* TO BE DONE
Return the records, each one exactly as written.

* MATERIAL
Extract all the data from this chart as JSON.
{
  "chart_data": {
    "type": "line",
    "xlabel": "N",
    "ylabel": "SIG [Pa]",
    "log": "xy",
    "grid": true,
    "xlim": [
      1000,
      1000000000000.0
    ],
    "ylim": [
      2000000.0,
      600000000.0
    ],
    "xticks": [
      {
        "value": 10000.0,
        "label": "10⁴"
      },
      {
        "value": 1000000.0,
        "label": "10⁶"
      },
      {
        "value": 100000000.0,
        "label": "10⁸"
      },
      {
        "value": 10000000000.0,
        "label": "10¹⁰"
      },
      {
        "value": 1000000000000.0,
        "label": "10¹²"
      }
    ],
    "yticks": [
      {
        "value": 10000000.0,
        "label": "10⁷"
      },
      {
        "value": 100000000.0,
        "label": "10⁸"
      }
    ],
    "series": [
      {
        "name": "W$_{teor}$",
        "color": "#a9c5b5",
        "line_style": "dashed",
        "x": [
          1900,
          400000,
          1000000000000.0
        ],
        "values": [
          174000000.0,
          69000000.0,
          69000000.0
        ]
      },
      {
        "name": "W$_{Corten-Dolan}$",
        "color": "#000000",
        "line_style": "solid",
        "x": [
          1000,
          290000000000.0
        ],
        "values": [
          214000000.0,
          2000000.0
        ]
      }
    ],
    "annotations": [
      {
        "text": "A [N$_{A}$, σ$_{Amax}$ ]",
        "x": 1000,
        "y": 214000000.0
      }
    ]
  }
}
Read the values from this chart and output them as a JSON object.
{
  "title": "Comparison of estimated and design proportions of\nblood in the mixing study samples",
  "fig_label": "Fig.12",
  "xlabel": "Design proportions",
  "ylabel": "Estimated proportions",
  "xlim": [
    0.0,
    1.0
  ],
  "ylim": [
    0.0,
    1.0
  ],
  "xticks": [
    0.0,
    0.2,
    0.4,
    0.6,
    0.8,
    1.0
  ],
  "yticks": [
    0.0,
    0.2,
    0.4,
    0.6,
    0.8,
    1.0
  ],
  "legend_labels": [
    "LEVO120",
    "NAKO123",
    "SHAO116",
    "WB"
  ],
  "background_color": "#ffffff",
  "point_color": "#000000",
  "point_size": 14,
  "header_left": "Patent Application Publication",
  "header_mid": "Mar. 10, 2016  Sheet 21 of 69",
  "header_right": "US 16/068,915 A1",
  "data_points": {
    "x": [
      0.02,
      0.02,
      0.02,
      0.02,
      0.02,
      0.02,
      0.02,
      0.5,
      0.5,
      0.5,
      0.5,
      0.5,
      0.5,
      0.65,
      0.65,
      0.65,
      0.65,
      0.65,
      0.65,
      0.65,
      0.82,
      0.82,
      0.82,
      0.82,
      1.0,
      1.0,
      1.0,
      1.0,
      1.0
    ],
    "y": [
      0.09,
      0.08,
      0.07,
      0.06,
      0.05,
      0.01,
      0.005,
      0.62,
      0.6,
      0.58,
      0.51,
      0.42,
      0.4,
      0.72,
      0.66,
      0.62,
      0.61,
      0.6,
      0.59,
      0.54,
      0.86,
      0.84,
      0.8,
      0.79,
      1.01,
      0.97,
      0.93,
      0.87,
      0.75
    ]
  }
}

* RESULT OF THIS TASK
Extract all the data from this chart as JSON.
{
  "chart_data": {
    "type": "line",
    "xlabel": "N",
    "ylabel": "SIG [Pa]",
    "log": "xy",
    "grid": true,
    "xlim": [
      1000,
      1000000000000.0
    ],
    "ylim": [
      2000000.0,
      600000000.0
    ],
    "xticks": [
      {
        "value": 10000.0,
        "label": "10⁴"
      },
      {
        "value": 1000000.0,
        "label": "10⁶"
      },
      {
        "value": 100000000.0,
        "label": "10⁸"
      },
      {
        "value": 10000000000.0,
        "label": "10¹⁰"
      },
      {
        "value": 1000000000000.0,
        "label": "10¹²"
      }
    ],
    "yticks": [
      {
        "value": 10000000.0,
        "label": "10⁷"
      },
      {
        "value": 100000000.0,
        "label": "10⁸"
      }
    ],
    "series": [
      {
        "name": "W$_{teor}$",
        "color": "#a9c5b5",
        "line_style": "dashed",
        "x": [
          1900,
          400000,
          1000000000000.0
        ],
        "values": [
          174000000.0,
          69000000.0,
          69000000.0
        ]
      },
      {
        "name": "W$_{Corten-Dolan}$",
        "color": "#000000",
        "line_style": "solid",
        "x": [
          1000,
          290000000000.0
        ],
        "values": [
          214000000.0,
          2000000.0
        ]
      }
    ],
    "annotations": [
      {
        "text": "A [N$_{A}$, σ$_{Amax}$ ]",
        "x": 1000,
        "y": 214000000.0
      }
    ]
  }
}
Read the values from this chart and output them as a JSON object.
{
  "title": "Comparison of estimated and design proportions of\nblood in the mixing study samples",
  "fig_label": "Fig.12",
  "xlabel": "Design proportions",
  "ylabel": "Estimated proportions",
  "xlim": [
    0.0,
    1.0
  ],
  "ylim": [
    0.0,
    1.0
  ],
  "xticks": [
    0.0,
    0.2,
    0.4,
    0.6,
    0.8,
    1.0
  ],
  "yticks": [
    0.0,
    0.2,
    0.4,
    0.6,
    0.8,
    1.0
  ],
  "legend_labels": [
    "LEVO120",
    "NAKO123",
    "SHAO116",
    "WB"
  ],
  "background_color": "#ffffff",
  "point_color": "#000000",
  "point_size": 14,
  "header_left": "Patent Application Publication",
  "header_mid": "Mar. 10, 2016  Sheet 21 of 69",
  "header_right": "US 16/068,915 A1",
  "data_points": {
    "x": [
      0.02,
      0.02,
      0.02,
      0.02,
      0.02,
      0.02,
      0.02,
      0.5,
      0.5,
      0.5,
      0.5,
      0.5,
      0.5,
      0.65,
      0.65,
      0.65,
      0.65,
      0.65,
      0.65,
      0.65,
      0.82,
      0.82,
      0.82,
      0.82,
      1.0,
      1.0,
      1.0,
      1.0,
      1.0
    ],
    "y": [
      0.09,
      0.08,
      0.07,
      0.06,
      0.05,
      0.01,
      0.005,
      0.62,
      0.6,
      0.58,
      0.51,
      0.42,
      0.4,
      0.72,
      0.66,
      0.62,
      0.61,
      0.6,
      0.59,
      0.54,
      0.86,
      0.84,
      0.8,
      0.79,
      1.01,
      0.97,
      0.93,
      0.87,
      0.75
    ]
  }
}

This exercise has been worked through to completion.